** GOAL OF THE EXERCISE **
Find every line in the records below that holds the word "JSON", and copy each one.

** EXTRACTED RECORDS **
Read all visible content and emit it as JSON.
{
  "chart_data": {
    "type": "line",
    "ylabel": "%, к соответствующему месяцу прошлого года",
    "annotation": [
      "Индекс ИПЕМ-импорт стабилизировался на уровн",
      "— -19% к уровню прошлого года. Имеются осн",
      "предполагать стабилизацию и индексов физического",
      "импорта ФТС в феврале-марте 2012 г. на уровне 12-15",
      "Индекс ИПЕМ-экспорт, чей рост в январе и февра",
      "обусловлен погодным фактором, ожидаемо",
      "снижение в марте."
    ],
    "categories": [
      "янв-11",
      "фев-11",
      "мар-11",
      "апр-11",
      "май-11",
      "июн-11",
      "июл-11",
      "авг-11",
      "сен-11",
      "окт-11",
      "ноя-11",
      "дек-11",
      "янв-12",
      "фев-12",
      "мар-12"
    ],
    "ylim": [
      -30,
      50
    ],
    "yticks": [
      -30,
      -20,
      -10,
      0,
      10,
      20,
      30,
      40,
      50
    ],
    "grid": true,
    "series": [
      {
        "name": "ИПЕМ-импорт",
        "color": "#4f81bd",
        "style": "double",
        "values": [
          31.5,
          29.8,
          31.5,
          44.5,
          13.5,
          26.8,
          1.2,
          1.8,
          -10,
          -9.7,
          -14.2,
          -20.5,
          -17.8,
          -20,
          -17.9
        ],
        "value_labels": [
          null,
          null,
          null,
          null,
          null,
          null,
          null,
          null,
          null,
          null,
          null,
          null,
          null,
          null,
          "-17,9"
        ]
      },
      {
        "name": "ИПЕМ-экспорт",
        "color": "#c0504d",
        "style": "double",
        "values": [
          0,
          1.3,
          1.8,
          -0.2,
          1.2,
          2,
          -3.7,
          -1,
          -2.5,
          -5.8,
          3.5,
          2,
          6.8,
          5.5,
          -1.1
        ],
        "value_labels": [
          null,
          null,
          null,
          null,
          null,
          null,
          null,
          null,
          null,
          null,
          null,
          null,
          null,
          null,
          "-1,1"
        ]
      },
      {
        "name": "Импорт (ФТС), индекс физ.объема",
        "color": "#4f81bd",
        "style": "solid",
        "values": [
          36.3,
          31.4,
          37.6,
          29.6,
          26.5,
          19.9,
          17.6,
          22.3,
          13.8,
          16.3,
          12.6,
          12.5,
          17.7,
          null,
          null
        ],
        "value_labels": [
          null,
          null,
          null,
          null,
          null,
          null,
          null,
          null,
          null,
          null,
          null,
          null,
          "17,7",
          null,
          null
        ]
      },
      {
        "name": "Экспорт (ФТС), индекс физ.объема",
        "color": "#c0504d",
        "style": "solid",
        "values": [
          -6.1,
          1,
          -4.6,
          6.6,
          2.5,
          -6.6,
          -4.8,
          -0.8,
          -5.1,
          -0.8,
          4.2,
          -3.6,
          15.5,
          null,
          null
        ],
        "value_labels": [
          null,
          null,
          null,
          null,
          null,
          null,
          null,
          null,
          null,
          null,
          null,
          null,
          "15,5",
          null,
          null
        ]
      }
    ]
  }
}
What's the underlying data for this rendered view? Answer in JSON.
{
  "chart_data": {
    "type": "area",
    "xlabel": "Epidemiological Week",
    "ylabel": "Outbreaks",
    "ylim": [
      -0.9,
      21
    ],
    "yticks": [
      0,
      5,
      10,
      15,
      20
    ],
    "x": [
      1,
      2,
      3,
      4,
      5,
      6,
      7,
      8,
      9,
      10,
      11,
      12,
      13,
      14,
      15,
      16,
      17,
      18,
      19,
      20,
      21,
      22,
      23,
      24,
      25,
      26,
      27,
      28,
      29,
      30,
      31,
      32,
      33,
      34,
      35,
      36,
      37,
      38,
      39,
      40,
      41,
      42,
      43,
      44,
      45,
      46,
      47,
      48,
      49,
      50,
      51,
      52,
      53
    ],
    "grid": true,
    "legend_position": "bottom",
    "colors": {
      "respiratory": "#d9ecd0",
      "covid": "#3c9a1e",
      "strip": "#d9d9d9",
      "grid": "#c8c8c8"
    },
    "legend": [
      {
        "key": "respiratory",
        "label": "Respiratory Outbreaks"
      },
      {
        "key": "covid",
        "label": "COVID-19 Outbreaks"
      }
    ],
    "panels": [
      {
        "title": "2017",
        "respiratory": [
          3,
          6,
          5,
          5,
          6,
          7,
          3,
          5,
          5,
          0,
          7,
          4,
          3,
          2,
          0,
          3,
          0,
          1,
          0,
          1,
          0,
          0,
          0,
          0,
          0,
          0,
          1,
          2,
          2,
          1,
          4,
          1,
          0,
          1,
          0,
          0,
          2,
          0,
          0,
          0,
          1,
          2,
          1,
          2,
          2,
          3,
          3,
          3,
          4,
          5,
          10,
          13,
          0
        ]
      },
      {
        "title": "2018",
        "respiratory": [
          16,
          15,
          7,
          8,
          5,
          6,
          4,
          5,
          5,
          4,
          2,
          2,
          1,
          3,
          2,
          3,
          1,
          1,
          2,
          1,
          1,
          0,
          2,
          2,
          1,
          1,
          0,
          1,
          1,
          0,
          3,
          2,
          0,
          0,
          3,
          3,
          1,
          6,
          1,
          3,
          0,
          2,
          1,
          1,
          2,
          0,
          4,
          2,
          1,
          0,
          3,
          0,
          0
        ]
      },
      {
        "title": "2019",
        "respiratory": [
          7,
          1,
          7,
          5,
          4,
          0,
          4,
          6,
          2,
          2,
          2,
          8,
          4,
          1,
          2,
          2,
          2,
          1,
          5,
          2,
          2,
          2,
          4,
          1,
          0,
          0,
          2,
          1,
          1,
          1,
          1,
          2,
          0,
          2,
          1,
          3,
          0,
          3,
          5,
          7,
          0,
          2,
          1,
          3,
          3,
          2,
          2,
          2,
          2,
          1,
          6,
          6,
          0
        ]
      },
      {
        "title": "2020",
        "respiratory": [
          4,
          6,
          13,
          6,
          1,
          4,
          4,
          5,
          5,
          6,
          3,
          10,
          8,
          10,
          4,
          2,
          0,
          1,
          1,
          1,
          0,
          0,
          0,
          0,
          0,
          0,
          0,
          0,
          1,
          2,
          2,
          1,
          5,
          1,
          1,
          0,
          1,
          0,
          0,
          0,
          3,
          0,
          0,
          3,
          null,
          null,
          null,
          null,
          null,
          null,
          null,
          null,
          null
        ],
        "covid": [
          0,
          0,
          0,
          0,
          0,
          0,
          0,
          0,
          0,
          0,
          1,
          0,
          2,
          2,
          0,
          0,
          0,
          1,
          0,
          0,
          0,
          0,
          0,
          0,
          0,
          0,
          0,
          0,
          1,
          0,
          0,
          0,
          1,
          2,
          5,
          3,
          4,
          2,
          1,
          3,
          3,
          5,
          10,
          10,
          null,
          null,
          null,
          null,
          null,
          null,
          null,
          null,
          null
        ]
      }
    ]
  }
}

** SOLVED PROBLEM **
Read all visible content and emit it as JSON.
What's the underlying data for this rendered view? Answer in JSON.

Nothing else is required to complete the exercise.